Answer with one number: how many lines hold "name".

++++++++++++++++++++

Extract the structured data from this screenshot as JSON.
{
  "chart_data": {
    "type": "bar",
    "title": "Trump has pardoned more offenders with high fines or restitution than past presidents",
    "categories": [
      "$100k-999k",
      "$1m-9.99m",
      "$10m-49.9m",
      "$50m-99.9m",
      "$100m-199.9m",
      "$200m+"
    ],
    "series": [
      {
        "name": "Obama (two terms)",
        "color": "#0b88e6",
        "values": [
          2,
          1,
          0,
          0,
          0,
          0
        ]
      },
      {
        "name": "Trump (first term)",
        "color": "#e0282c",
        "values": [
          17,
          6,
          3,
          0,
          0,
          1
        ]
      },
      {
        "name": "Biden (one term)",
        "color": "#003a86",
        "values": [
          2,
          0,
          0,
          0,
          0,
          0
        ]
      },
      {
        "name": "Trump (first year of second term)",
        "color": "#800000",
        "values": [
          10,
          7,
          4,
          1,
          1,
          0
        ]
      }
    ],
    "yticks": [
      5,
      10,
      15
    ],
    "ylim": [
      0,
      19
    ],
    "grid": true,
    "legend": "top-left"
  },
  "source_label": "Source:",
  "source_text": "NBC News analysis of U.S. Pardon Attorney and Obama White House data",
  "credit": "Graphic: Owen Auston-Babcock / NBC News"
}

++++++++++++++++++++

### RESULT OF THIS TASK
4